• WHAT THE TASK ASKS:
Quote the whole listing word for word. Do not include the pictures.

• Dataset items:
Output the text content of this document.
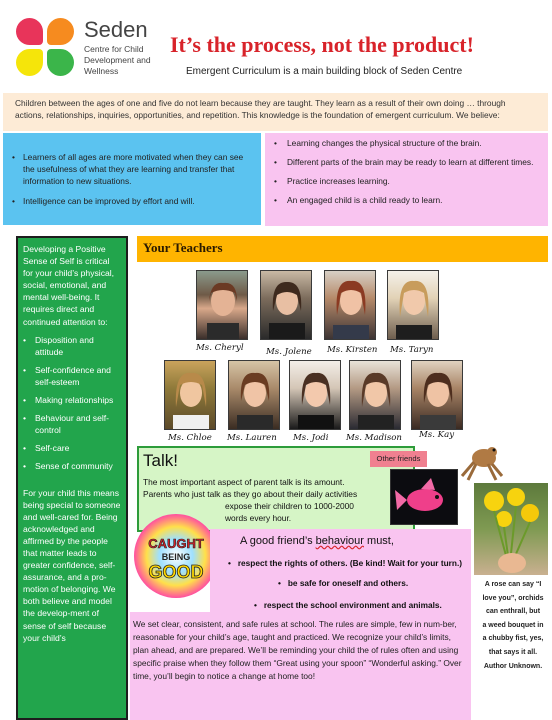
Seden
Centre for Child Development and Wellness
It’s the process, not the product!
Emergent Curriculum is a main building block of Seden Centre
Children between the ages of one and five do not learn because they are taught. They learn as a result of their own doing … through actions, relationships, inquiries, opportunities, and repetition. This knowledge is the foundation of emergent curriculum. We believe:
• Learners of all ages are more motivated when they can see the usefulness of what they are learning and transfer that information to new situations.
• Intelligence can be improved by effort and will.
• Learning changes the physical structure of the brain.
• Different parts of the brain may be ready to learn at different times.
• Practice increases learning.
• An engaged child is a child ready to learn.
Developing a Positive Sense of Self is critical for your child’s physical, social, emotional, and mental well-being. It requires direct and continued attention to:
• Disposition and attitude
• Self-confidence and self-esteem
• Making relationships
• Behaviour and self-control
• Self-care
• Sense of community
For your child this means being special to someone and well-cared for. Being acknowledged and affirmed by the people that matter leads to greater confidence, self-assurance, and a pro-motion of belonging. We both believe and model the develop-ment of sense of self because your child’s
Your Teachers
Ms. Cheryl	Ms. Jolene Ms. Kirsten Ms. Taryn
Ms. Chloe Ms. Lauren Ms. Jodi Ms. Madison Ms. Kay
Talk!
The most important aspect of parent talk is its amount.
Parents who just talk as they go about their daily activities
expose their children to 1000-2000
words every hour.
Other friends
CAUGHT
BEING
GOOD
A good friend’s behaviour must,
•   respect the rights of others. (Be kind! Wait for your turn.)
•   be safe for oneself and others.
•   respect the school environment and animals.
We set clear, consistent, and safe rules at school. The rules are simple, few in num-ber, reasonable for your child’s age, taught and practiced. We recognize your child’s limits, plan ahead, and are prepared. We’ll be reminding your child the of rules often and using specific praise when they follow them “Great using your spoon” “Wonderful asking.” Over time, you’ll begin to notice a change at home too!
A rose can say “I
love you”, orchids
can enthrall, but
a weed bouquet in
a chubby fist, yes,
that says it all.
Author Unknown.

• ANSWER BELOW:
Output the text content of this document.
Seden
Centre for Child Development and Wellness
It’s the process, not the product!
Emergent Curriculum is a main building block of Seden Centre
Children between the ages of one and five do not learn because they are taught. They learn as a result of their own doing … through actions, relationships, inquiries, opportunities, and repetition. This knowledge is the foundation of emergent curriculum. We believe:
• Learners of all ages are more motivated when they can see the usefulness of what they are learning and transfer that information to new situations.
• Intelligence can be improved by effort and will.
• Learning changes the physical structure of the brain.
• Different parts of the brain may be ready to learn at different times.
• Practice increases learning.
• An engaged child is a child ready to learn.
Developing a Positive Sense of Self is critical for your child’s physical, social, emotional, and mental well-being. It requires direct and continued attention to:
• Disposition and attitude
• Self-confidence and self-esteem
• Making relationships
• Behaviour and self-control
• Self-care
• Sense of community
For your child this means being special to someone and well-cared for. Being acknowledged and affirmed by the people that matter leads to greater confidence, self-assurance, and a pro-motion of belonging. We both believe and model the develop-ment of sense of self because your child’s
Your Teachers
Ms. Cheryl	Ms. Jolene Ms. Kirsten Ms. Taryn
Ms. Chloe Ms. Lauren Ms. Jodi Ms. Madison Ms. Kay
Talk!
The most important aspect of parent talk is its amount.
Parents who just talk as they go about their daily activities
expose their children to 1000-2000
words every hour.
Other friends
CAUGHT
BEING
GOOD
A good friend’s behaviour must,
•   respect the rights of others. (Be kind! Wait for your turn.)
•   be safe for oneself and others.
•   respect the school environment and animals.
We set clear, consistent, and safe rules at school. The rules are simple, few in num-ber, reasonable for your child’s age, taught and practiced. We recognize your child’s limits, plan ahead, and are prepared. We’ll be reminding your child the of rules often and using specific praise when they follow them “Great using your spoon” “Wonderful asking.” Over time, you’ll begin to notice a change at home too!
A rose can say “I
love you”, orchids
can enthrall, but
a weed bouquet in
a chubby fist, yes,
that says it all.
Author Unknown.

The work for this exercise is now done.